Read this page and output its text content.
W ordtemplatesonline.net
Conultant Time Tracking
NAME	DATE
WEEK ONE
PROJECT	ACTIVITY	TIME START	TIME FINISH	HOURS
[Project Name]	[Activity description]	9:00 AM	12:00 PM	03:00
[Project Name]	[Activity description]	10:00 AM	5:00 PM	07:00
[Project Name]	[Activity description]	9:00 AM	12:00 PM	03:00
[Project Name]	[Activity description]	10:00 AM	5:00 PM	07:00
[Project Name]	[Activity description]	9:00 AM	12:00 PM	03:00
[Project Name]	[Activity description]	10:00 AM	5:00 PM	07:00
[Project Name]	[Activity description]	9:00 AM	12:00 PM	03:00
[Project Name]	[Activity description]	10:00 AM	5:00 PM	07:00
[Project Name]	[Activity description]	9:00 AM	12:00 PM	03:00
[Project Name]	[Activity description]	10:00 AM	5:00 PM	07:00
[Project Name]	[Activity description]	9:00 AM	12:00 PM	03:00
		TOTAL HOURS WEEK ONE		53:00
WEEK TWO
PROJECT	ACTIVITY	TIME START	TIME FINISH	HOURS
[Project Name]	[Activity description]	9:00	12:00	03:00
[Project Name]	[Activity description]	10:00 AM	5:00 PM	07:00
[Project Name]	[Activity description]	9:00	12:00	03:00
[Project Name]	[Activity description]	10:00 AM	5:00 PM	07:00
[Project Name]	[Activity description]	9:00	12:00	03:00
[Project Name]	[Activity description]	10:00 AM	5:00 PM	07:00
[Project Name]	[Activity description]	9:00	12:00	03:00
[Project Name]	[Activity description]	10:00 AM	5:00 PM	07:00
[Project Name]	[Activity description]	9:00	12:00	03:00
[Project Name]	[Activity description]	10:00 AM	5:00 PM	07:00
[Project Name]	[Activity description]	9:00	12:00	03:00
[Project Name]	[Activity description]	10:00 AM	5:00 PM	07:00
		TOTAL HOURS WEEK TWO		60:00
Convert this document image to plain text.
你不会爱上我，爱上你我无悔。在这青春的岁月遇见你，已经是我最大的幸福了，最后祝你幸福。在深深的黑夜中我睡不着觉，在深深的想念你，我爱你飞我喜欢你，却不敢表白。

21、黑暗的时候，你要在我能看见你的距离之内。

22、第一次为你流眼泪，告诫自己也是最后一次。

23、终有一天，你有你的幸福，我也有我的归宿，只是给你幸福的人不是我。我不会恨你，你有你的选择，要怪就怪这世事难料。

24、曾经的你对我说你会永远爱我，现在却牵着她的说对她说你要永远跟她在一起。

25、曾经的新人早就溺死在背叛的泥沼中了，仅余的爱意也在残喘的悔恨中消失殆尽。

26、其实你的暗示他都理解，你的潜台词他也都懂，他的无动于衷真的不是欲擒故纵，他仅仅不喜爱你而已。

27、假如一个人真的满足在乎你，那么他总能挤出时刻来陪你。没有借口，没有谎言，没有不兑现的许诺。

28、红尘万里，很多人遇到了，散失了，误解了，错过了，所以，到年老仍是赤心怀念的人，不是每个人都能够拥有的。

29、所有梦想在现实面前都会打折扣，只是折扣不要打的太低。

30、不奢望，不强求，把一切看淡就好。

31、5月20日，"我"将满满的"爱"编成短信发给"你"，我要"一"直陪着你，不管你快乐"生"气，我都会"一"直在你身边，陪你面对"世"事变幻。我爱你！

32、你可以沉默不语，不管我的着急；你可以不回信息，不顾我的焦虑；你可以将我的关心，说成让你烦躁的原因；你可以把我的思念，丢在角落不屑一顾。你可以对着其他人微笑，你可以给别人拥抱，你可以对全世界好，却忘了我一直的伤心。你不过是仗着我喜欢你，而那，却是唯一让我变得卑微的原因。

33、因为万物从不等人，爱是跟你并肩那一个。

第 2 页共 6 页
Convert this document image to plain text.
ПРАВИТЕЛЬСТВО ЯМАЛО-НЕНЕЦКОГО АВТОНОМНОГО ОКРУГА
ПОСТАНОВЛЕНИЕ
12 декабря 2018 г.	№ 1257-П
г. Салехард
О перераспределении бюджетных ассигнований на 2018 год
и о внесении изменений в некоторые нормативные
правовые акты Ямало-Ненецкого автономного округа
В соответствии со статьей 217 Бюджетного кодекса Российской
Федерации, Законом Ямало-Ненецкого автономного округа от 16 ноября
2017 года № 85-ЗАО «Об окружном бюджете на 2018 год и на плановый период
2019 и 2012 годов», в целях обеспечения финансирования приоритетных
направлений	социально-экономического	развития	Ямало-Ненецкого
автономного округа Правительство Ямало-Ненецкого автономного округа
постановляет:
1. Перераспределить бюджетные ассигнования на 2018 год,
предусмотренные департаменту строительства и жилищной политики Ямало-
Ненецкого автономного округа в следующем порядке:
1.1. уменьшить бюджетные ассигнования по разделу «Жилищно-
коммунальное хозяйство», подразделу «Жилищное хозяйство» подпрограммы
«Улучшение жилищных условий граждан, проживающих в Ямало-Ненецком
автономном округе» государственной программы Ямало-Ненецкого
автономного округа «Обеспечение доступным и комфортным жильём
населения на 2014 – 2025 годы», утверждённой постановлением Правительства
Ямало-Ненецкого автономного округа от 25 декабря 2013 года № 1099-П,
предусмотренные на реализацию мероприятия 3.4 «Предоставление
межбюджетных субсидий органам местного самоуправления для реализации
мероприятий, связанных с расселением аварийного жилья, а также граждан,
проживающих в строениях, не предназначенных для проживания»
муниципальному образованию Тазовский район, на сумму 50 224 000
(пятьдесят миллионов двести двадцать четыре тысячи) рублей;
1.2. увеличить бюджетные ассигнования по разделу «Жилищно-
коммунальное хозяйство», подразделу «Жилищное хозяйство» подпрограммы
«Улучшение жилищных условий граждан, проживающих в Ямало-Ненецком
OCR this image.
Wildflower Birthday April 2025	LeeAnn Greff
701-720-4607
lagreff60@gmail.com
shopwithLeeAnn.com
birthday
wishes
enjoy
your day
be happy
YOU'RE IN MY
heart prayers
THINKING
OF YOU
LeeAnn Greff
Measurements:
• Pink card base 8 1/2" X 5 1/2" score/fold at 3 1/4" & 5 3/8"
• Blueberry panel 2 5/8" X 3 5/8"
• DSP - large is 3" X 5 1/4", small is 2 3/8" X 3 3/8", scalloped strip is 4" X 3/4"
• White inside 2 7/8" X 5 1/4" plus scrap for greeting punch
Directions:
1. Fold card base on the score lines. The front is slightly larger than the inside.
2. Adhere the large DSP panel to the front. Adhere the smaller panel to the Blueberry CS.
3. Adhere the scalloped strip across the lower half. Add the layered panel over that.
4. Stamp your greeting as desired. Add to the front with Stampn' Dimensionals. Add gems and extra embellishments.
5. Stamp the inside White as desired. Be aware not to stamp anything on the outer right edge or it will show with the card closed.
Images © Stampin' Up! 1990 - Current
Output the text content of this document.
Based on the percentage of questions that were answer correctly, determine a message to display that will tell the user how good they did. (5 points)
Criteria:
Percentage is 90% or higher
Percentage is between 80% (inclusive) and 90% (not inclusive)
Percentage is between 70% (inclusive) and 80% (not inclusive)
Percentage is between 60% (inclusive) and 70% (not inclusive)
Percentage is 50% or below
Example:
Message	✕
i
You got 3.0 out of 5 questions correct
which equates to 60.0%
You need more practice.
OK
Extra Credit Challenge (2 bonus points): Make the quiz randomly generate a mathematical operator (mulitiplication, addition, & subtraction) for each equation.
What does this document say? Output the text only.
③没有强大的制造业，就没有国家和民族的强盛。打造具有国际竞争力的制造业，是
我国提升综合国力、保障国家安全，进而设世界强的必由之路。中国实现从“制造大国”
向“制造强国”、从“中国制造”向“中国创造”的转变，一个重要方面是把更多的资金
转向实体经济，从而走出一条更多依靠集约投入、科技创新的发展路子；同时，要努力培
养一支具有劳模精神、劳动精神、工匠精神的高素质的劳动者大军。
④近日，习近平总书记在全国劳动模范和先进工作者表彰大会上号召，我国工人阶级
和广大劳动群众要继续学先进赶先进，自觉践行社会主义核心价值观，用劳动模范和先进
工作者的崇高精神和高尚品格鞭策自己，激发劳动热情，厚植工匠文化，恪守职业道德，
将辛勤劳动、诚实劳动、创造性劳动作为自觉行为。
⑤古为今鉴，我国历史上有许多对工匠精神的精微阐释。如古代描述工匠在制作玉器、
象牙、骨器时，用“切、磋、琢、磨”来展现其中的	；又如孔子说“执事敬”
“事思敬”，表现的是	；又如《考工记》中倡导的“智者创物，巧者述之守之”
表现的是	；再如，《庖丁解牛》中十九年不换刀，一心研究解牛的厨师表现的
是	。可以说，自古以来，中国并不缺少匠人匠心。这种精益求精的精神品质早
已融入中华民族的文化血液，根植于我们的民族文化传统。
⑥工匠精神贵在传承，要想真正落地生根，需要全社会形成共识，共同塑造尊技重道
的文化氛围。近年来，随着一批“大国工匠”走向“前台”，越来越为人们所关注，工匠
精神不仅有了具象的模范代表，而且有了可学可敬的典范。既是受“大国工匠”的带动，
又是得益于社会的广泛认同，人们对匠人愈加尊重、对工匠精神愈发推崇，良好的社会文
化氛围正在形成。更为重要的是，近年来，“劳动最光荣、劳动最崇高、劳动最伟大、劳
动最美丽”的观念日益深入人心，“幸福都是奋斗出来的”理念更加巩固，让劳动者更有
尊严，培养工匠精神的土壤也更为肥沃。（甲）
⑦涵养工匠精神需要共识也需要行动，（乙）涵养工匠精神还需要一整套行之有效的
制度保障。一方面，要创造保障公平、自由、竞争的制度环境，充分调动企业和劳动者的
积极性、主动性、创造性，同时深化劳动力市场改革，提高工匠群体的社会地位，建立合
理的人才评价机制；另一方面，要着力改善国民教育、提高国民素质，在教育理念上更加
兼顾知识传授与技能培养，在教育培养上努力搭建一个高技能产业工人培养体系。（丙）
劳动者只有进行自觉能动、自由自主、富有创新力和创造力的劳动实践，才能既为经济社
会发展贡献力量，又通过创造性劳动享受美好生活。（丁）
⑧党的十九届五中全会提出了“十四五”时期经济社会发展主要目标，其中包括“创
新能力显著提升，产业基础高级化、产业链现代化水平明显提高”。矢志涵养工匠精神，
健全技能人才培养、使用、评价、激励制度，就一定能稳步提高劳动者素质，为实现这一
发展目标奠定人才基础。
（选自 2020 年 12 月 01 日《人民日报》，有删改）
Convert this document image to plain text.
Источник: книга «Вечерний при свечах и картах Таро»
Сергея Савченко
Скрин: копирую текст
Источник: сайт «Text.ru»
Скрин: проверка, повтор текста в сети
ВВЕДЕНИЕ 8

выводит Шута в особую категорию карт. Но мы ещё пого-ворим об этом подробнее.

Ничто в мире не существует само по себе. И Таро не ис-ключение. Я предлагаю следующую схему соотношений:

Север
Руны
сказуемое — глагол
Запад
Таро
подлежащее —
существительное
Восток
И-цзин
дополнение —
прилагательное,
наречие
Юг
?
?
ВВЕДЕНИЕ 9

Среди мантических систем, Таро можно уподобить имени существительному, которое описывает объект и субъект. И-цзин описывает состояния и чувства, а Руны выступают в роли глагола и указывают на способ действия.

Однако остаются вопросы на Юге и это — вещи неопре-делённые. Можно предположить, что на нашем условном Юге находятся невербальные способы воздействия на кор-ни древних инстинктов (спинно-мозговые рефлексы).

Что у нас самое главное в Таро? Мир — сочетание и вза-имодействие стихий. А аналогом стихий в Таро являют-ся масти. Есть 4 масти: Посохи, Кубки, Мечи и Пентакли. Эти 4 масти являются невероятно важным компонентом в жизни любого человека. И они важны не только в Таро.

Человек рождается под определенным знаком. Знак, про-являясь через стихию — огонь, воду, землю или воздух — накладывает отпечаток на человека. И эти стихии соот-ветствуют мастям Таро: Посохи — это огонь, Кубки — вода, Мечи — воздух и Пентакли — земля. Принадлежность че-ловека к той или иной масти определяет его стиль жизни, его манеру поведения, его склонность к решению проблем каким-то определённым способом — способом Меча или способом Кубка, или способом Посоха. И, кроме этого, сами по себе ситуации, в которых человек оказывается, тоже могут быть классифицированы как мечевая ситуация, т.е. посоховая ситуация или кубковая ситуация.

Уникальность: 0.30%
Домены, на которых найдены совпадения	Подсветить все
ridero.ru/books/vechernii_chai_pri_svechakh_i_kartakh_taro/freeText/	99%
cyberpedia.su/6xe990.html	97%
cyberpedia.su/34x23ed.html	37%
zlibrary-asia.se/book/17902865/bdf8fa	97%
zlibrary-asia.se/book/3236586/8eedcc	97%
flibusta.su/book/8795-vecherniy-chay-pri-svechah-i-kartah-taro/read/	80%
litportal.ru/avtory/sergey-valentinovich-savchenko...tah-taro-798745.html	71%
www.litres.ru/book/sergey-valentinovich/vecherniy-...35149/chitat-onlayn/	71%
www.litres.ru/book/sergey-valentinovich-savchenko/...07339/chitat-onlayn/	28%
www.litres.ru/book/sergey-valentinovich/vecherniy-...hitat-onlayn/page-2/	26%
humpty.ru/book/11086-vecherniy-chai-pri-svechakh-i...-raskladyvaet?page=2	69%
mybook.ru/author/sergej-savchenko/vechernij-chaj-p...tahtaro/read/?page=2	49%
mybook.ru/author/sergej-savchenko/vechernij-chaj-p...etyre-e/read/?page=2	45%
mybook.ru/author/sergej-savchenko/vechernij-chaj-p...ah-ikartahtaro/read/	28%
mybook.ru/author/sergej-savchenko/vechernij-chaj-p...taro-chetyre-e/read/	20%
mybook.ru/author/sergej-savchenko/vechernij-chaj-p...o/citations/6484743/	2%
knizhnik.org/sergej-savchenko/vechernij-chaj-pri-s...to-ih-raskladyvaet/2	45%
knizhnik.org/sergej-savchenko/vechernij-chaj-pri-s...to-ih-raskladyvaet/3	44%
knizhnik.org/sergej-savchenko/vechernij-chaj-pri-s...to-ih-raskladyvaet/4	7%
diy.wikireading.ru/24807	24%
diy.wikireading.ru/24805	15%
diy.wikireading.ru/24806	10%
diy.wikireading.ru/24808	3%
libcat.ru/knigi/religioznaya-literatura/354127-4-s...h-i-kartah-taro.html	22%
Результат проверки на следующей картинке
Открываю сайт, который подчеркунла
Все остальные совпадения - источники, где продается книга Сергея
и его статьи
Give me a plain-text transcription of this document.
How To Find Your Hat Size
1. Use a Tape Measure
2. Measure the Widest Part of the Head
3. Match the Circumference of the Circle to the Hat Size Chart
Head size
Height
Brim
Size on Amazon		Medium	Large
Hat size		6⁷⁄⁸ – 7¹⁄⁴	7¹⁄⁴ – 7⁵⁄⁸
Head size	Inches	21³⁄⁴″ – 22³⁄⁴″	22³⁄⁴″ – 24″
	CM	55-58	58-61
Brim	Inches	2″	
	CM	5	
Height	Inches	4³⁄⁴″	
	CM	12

═══

### Work instructions
From the data above, copy each line that has the string "表现的是".

### Task output
“事思敬”，表现的是	；又如《考工记》中倡导的“智者创物，巧者述之守之”
表现的是	；再如，《庖丁解牛》中十九年不换刀，一心研究解牛的厨师表现的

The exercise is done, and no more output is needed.